▶ **Request**
Every line below is to be quoted exactly, with nothing added or dropped.

Dataset excerpts:
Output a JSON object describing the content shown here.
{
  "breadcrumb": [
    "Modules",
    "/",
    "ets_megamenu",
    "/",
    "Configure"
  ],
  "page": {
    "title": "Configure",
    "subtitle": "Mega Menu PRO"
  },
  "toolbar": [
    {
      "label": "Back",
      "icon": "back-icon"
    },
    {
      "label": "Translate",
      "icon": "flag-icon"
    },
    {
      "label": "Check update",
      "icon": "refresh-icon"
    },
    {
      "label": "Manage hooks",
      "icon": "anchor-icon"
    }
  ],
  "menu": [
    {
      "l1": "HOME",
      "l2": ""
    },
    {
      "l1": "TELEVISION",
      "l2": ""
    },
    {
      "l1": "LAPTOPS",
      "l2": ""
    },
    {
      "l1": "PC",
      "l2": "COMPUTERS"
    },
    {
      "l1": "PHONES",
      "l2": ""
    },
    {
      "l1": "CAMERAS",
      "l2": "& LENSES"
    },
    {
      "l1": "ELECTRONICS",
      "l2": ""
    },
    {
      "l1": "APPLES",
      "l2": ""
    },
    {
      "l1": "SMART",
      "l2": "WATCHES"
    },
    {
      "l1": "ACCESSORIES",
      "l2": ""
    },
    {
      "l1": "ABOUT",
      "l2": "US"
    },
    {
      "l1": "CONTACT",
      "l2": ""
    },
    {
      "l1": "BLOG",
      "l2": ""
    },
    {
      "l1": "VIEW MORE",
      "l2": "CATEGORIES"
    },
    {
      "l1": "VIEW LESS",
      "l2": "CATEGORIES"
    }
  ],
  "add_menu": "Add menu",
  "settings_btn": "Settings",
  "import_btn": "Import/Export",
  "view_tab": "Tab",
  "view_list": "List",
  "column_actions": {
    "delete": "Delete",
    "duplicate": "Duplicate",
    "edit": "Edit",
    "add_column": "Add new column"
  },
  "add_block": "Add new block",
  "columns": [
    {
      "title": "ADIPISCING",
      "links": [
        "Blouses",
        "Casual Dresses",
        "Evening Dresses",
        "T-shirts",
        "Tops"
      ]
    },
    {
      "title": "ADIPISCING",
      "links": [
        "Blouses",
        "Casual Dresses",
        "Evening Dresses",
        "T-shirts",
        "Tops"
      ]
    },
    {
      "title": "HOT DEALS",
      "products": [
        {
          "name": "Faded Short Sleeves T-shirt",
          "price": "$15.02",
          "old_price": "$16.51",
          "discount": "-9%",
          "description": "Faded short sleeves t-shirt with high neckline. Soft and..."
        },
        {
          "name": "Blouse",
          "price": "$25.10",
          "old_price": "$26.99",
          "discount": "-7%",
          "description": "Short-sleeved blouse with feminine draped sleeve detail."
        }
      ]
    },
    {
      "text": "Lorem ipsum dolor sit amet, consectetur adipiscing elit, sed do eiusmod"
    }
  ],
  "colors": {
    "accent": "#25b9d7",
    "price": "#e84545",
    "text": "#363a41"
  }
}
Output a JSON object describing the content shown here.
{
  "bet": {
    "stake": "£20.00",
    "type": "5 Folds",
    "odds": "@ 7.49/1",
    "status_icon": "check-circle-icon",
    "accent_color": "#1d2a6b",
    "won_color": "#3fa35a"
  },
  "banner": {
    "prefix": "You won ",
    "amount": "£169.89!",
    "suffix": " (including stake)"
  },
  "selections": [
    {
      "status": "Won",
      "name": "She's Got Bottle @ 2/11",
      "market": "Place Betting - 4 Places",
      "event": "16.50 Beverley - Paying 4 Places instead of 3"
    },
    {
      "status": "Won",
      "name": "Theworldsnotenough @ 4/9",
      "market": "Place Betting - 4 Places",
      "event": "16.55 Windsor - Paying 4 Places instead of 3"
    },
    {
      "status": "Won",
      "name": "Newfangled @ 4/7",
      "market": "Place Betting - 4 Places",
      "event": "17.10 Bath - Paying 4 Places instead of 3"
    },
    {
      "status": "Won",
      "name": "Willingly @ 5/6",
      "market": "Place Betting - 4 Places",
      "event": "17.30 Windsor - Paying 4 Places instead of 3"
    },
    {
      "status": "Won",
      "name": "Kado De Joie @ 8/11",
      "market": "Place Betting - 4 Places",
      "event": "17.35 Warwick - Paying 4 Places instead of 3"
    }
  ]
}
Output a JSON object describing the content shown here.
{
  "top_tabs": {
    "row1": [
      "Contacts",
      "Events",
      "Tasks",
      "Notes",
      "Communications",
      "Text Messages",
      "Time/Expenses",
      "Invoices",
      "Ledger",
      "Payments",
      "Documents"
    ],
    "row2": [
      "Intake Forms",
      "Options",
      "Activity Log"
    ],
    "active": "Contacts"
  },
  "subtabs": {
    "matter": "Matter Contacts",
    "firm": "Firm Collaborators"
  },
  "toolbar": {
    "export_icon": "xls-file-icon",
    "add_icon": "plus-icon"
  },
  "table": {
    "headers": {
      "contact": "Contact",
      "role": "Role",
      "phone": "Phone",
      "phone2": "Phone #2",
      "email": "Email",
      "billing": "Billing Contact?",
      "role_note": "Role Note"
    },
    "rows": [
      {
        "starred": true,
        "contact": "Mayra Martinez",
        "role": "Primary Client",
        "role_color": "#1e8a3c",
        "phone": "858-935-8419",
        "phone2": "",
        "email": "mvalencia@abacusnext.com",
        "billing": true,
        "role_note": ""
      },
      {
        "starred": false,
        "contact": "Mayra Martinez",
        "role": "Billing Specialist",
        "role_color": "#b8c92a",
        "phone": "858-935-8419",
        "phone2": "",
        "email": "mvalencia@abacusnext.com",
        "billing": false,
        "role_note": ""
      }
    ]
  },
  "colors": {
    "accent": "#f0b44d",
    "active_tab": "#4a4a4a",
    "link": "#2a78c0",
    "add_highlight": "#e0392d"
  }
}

▶ **The completed task**
Output a JSON object describing the content shown here.
{
  "breadcrumb": [
    "Modules",
    "/",
    "ets_megamenu",
    "/",
    "Configure"
  ],
  "page": {
    "title": "Configure",
    "subtitle": "Mega Menu PRO"
  },
  "toolbar": [
    {
      "label": "Back",
      "icon": "back-icon"
    },
    {
      "label": "Translate",
      "icon": "flag-icon"
    },
    {
      "label": "Check update",
      "icon": "refresh-icon"
    },
    {
      "label": "Manage hooks",
      "icon": "anchor-icon"
    }
  ],
  "menu": [
    {
      "l1": "HOME",
      "l2": ""
    },
    {
      "l1": "TELEVISION",
      "l2": ""
    },
    {
      "l1": "LAPTOPS",
      "l2": ""
    },
    {
      "l1": "PC",
      "l2": "COMPUTERS"
    },
    {
      "l1": "PHONES",
      "l2": ""
    },
    {
      "l1": "CAMERAS",
      "l2": "& LENSES"
    },
    {
      "l1": "ELECTRONICS",
      "l2": ""
    },
    {
      "l1": "APPLES",
      "l2": ""
    },
    {
      "l1": "SMART",
      "l2": "WATCHES"
    },
    {
      "l1": "ACCESSORIES",
      "l2": ""
    },
    {
      "l1": "ABOUT",
      "l2": "US"
    },
    {
      "l1": "CONTACT",
      "l2": ""
    },
    {
      "l1": "BLOG",
      "l2": ""
    },
    {
      "l1": "VIEW MORE",
      "l2": "CATEGORIES"
    },
    {
      "l1": "VIEW LESS",
      "l2": "CATEGORIES"
    }
  ],
  "add_menu": "Add menu",
  "settings_btn": "Settings",
  "import_btn": "Import/Export",
  "view_tab": "Tab",
  "view_list": "List",
  "column_actions": {
    "delete": "Delete",
    "duplicate": "Duplicate",
    "edit": "Edit",
    "add_column": "Add new column"
  },
  "add_block": "Add new block",
  "columns": [
    {
      "title": "ADIPISCING",
      "links": [
        "Blouses",
        "Casual Dresses",
        "Evening Dresses",
        "T-shirts",
        "Tops"
      ]
    },
    {
      "title": "ADIPISCING",
      "links": [
        "Blouses",
        "Casual Dresses",
        "Evening Dresses",
        "T-shirts",
        "Tops"
      ]
    },
    {
      "title": "HOT DEALS",
      "products": [
        {
          "name": "Faded Short Sleeves T-shirt",
          "price": "$15.02",
          "old_price": "$16.51",
          "discount": "-9%",
          "description": "Faded short sleeves t-shirt with high neckline. Soft and..."
        },
        {
          "name": "Blouse",
          "price": "$25.10",
          "old_price": "$26.99",
          "discount": "-7%",
          "description": "Short-sleeved blouse with feminine draped sleeve detail."
        }
      ]
    },
    {
      "text": "Lorem ipsum dolor sit amet, consectetur adipiscing elit, sed do eiusmod"
    }
  ],
  "colors": {
    "accent": "#25b9d7",
    "price": "#e84545",
    "text": "#363a41"
  }
}
Output a JSON object describing the content shown here.
{
  "bet": {
    "stake": "£20.00",
    "type": "5 Folds",
    "odds": "@ 7.49/1",
    "status_icon": "check-circle-icon",
    "accent_color": "#1d2a6b",
    "won_color": "#3fa35a"
  },
  "banner": {
    "prefix": "You won ",
    "amount": "£169.89!",
    "suffix": " (including stake)"
  },
  "selections": [
    {
      "status": "Won",
      "name": "She's Got Bottle @ 2/11",
      "market": "Place Betting - 4 Places",
      "event": "16.50 Beverley - Paying 4 Places instead of 3"
    },
    {
      "status": "Won",
      "name": "Theworldsnotenough @ 4/9",
      "market": "Place Betting - 4 Places",
      "event": "16.55 Windsor - Paying 4 Places instead of 3"
    },
    {
      "status": "Won",
      "name": "Newfangled @ 4/7",
      "market": "Place Betting - 4 Places",
      "event": "17.10 Bath - Paying 4 Places instead of 3"
    },
    {
      "status": "Won",
      "name": "Willingly @ 5/6",
      "market": "Place Betting - 4 Places",
      "event": "17.30 Windsor - Paying 4 Places instead of 3"
    },
    {
      "status": "Won",
      "name": "Kado De Joie @ 8/11",
      "market": "Place Betting - 4 Places",
      "event": "17.35 Warwick - Paying 4 Places instead of 3"
    }
  ]
}
Output a JSON object describing the content shown here.
{
  "top_tabs": {
    "row1": [
      "Contacts",
      "Events",
      "Tasks",
      "Notes",
      "Communications",
      "Text Messages",
      "Time/Expenses",
      "Invoices",
      "Ledger",
      "Payments",
      "Documents"
    ],
    "row2": [
      "Intake Forms",
      "Options",
      "Activity Log"
    ],
    "active": "Contacts"
  },
  "subtabs": {
    "matter": "Matter Contacts",
    "firm": "Firm Collaborators"
  },
  "toolbar": {
    "export_icon": "xls-file-icon",
    "add_icon": "plus-icon"
  },
  "table": {
    "headers": {
      "contact": "Contact",
      "role": "Role",
      "phone": "Phone",
      "phone2": "Phone #2",
      "email": "Email",
      "billing": "Billing Contact?",
      "role_note": "Role Note"
    },
    "rows": [
      {
        "starred": true,
        "contact": "Mayra Martinez",
        "role": "Primary Client",
        "role_color": "#1e8a3c",
        "phone": "858-935-8419",
        "phone2": "",
        "email": "mvalencia@abacusnext.com",
        "billing": true,
        "role_note": ""
      },
      {
        "starred": false,
        "contact": "Mayra Martinez",
        "role": "Billing Specialist",
        "role_color": "#b8c92a",
        "phone": "858-935-8419",
        "phone2": "",
        "email": "mvalencia@abacusnext.com",
        "billing": false,
        "role_note": ""
      }
    ]
  },
  "colors": {
    "accent": "#f0b44d",
    "active_tab": "#4a4a4a",
    "link": "#2a78c0",
    "add_highlight": "#e0392d"
  }
}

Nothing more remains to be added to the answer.